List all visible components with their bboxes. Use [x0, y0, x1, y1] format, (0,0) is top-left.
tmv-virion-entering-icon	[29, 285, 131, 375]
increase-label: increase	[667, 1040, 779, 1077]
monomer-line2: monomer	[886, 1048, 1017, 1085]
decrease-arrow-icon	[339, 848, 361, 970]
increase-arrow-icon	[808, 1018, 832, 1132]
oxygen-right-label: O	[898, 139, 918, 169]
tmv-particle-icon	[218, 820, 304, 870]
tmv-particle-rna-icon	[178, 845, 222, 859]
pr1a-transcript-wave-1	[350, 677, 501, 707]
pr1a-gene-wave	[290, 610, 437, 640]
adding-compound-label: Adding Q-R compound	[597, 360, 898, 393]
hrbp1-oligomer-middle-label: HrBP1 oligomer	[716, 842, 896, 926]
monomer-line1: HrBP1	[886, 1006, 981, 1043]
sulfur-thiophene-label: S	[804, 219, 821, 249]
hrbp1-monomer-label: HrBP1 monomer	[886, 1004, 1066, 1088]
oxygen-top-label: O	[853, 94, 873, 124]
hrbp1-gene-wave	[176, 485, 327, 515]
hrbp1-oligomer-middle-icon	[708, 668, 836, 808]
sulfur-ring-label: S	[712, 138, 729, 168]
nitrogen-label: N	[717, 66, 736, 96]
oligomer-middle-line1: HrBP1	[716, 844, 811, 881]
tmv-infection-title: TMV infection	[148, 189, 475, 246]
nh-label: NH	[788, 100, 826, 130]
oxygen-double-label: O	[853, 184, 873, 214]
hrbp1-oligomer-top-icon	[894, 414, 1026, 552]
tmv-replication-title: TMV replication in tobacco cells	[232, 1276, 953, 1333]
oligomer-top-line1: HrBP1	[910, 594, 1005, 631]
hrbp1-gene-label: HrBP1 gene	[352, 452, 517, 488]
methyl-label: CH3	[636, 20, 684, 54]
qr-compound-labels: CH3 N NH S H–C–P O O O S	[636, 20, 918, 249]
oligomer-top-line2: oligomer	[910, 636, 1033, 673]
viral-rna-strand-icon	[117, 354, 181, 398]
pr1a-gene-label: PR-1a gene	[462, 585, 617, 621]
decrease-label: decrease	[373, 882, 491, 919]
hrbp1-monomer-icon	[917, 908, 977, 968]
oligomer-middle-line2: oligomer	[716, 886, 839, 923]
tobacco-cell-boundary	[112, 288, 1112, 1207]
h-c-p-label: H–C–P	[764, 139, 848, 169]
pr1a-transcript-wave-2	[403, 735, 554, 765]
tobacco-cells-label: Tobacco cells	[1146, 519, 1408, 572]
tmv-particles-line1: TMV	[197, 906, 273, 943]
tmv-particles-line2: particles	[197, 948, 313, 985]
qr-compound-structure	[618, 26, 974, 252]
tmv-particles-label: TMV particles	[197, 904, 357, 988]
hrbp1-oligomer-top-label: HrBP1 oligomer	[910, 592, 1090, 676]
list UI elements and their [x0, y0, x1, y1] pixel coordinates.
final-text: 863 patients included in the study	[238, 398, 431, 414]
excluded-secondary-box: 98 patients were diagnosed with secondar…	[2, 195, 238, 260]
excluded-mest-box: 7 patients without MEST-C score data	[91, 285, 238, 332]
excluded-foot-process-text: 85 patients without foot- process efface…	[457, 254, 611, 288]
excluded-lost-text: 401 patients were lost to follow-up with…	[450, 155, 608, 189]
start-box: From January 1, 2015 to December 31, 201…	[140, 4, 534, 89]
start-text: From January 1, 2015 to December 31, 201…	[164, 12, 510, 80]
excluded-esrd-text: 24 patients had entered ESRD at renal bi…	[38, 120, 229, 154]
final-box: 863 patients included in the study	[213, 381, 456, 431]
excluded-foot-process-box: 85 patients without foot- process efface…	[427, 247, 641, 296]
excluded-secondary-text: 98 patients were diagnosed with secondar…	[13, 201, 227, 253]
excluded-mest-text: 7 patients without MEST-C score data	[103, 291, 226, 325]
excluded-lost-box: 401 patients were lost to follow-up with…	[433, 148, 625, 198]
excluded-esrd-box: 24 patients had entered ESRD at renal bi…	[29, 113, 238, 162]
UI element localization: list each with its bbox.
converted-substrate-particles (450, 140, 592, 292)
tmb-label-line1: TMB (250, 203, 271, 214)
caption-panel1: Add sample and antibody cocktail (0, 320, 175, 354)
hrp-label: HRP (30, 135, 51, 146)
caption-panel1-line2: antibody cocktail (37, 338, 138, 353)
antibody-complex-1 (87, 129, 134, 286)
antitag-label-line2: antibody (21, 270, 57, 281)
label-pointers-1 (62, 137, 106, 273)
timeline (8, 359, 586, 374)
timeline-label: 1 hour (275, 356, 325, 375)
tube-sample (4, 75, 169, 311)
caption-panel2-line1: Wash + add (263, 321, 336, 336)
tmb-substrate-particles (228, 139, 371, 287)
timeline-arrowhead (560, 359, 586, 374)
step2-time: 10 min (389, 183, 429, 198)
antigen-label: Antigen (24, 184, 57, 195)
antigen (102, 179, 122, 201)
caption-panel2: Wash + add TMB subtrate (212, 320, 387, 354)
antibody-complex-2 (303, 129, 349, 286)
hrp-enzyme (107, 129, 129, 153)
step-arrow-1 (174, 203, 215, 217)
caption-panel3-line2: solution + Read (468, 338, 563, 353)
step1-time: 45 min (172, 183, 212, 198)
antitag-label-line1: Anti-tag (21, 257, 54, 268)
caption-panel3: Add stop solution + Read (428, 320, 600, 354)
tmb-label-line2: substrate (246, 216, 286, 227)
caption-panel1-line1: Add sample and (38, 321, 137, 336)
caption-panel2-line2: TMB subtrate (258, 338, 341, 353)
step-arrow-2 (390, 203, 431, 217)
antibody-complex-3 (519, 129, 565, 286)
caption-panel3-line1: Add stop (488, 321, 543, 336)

• _WHAT IS BEING ASKED_
Could you repeat every record word for word?

• _RESULT OF THIS EXERCISE_
List all visible components with their bboxes. Use [x0, y0, x1, y1] format, (0,0) is top-left.
tmv-virion-entering-icon	[29, 285, 131, 375]
increase-label: increase	[667, 1040, 779, 1077]
monomer-line2: monomer	[886, 1048, 1017, 1085]
decrease-arrow-icon	[339, 848, 361, 970]
increase-arrow-icon	[808, 1018, 832, 1132]
oxygen-right-label: O	[898, 139, 918, 169]
tmv-particle-icon	[218, 820, 304, 870]
tmv-particle-rna-icon	[178, 845, 222, 859]
pr1a-transcript-wave-1	[350, 677, 501, 707]
pr1a-gene-wave	[290, 610, 437, 640]
adding-compound-label: Adding Q-R compound	[597, 360, 898, 393]
hrbp1-oligomer-middle-label: HrBP1 oligomer	[716, 842, 896, 926]
monomer-line1: HrBP1	[886, 1006, 981, 1043]
sulfur-thiophene-label: S	[804, 219, 821, 249]
hrbp1-monomer-label: HrBP1 monomer	[886, 1004, 1066, 1088]
oxygen-top-label: O	[853, 94, 873, 124]
hrbp1-gene-wave	[176, 485, 327, 515]
hrbp1-oligomer-middle-icon	[708, 668, 836, 808]
sulfur-ring-label: S	[712, 138, 729, 168]
nitrogen-label: N	[717, 66, 736, 96]
oligomer-middle-line1: HrBP1	[716, 844, 811, 881]
tmv-infection-title: TMV infection	[148, 189, 475, 246]
nh-label: NH	[788, 100, 826, 130]
oxygen-double-label: O	[853, 184, 873, 214]
hrbp1-oligomer-top-icon	[894, 414, 1026, 552]
tmv-replication-title: TMV replication in tobacco cells	[232, 1276, 953, 1333]
oligomer-top-line1: HrBP1	[910, 594, 1005, 631]
hrbp1-gene-label: HrBP1 gene	[352, 452, 517, 488]
methyl-label: CH3	[636, 20, 684, 54]
qr-compound-labels: CH3 N NH S H–C–P O O O S	[636, 20, 918, 249]
oligomer-top-line2: oligomer	[910, 636, 1033, 673]
viral-rna-strand-icon	[117, 354, 181, 398]
pr1a-gene-label: PR-1a gene	[462, 585, 617, 621]
decrease-label: decrease	[373, 882, 491, 919]
hrbp1-monomer-icon	[917, 908, 977, 968]
oligomer-middle-line2: oligomer	[716, 886, 839, 923]
tobacco-cell-boundary	[112, 288, 1112, 1207]
h-c-p-label: H–C–P	[764, 139, 848, 169]
pr1a-transcript-wave-2	[403, 735, 554, 765]
tobacco-cells-label: Tobacco cells	[1146, 519, 1408, 572]
tmv-particles-line1: TMV	[197, 906, 273, 943]
tmv-particles-line2: particles	[197, 948, 313, 985]
qr-compound-structure	[618, 26, 974, 252]
tmv-particles-label: TMV particles	[197, 904, 357, 988]
hrbp1-oligomer-top-label: HrBP1 oligomer	[910, 592, 1090, 676]
list UI elements and their [x0, y0, x1, y1] pixel coordinates.
final-text: 863 patients included in the study	[238, 398, 431, 414]
excluded-secondary-box: 98 patients were diagnosed with secondar…	[2, 195, 238, 260]
excluded-mest-box: 7 patients without MEST-C score data	[91, 285, 238, 332]
excluded-foot-process-text: 85 patients without foot- process efface…	[457, 254, 611, 288]
excluded-lost-text: 401 patients were lost to follow-up with…	[450, 155, 608, 189]
start-box: From January 1, 2015 to December 31, 201…	[140, 4, 534, 89]
start-text: From January 1, 2015 to December 31, 201…	[164, 12, 510, 80]
excluded-esrd-text: 24 patients had entered ESRD at renal bi…	[38, 120, 229, 154]
final-box: 863 patients included in the study	[213, 381, 456, 431]
excluded-foot-process-box: 85 patients without foot- process efface…	[427, 247, 641, 296]
excluded-secondary-text: 98 patients were diagnosed with secondar…	[13, 201, 227, 253]
excluded-mest-text: 7 patients without MEST-C score data	[103, 291, 226, 325]
excluded-lost-box: 401 patients were lost to follow-up with…	[433, 148, 625, 198]
excluded-esrd-box: 24 patients had entered ESRD at renal bi…	[29, 113, 238, 162]
UI element localization: list each with its bbox.
converted-substrate-particles (450, 140, 592, 292)
tmb-label-line1: TMB (250, 203, 271, 214)
caption-panel1: Add sample and antibody cocktail (0, 320, 175, 354)
hrp-label: HRP (30, 135, 51, 146)
caption-panel1-line2: antibody cocktail (37, 338, 138, 353)
antibody-complex-1 (87, 129, 134, 286)
antitag-label-line2: antibody (21, 270, 57, 281)
label-pointers-1 (62, 137, 106, 273)
timeline (8, 359, 586, 374)
timeline-label: 1 hour (275, 356, 325, 375)
tube-sample (4, 75, 169, 311)
caption-panel2-line1: Wash + add (263, 321, 336, 336)
tmb-substrate-particles (228, 139, 371, 287)
timeline-arrowhead (560, 359, 586, 374)
step2-time: 10 min (389, 183, 429, 198)
antigen-label: Antigen (24, 184, 57, 195)
antigen (102, 179, 122, 201)
caption-panel2: Wash + add TMB subtrate (212, 320, 387, 354)
antibody-complex-2 (303, 129, 349, 286)
hrp-enzyme (107, 129, 129, 153)
step-arrow-1 (174, 203, 215, 217)
caption-panel3-line2: solution + Read (468, 338, 563, 353)
step1-time: 45 min (172, 183, 212, 198)
antitag-label-line1: Anti-tag (21, 257, 54, 268)
caption-panel3: Add stop solution + Read (428, 320, 600, 354)
tmb-label-line2: substrate (246, 216, 286, 227)
caption-panel1-line1: Add sample and (38, 321, 137, 336)
caption-panel2-line2: TMB subtrate (258, 338, 341, 353)
step-arrow-2 (390, 203, 431, 217)
antibody-complex-3 (519, 129, 565, 286)
caption-panel3-line1: Add stop (488, 321, 543, 336)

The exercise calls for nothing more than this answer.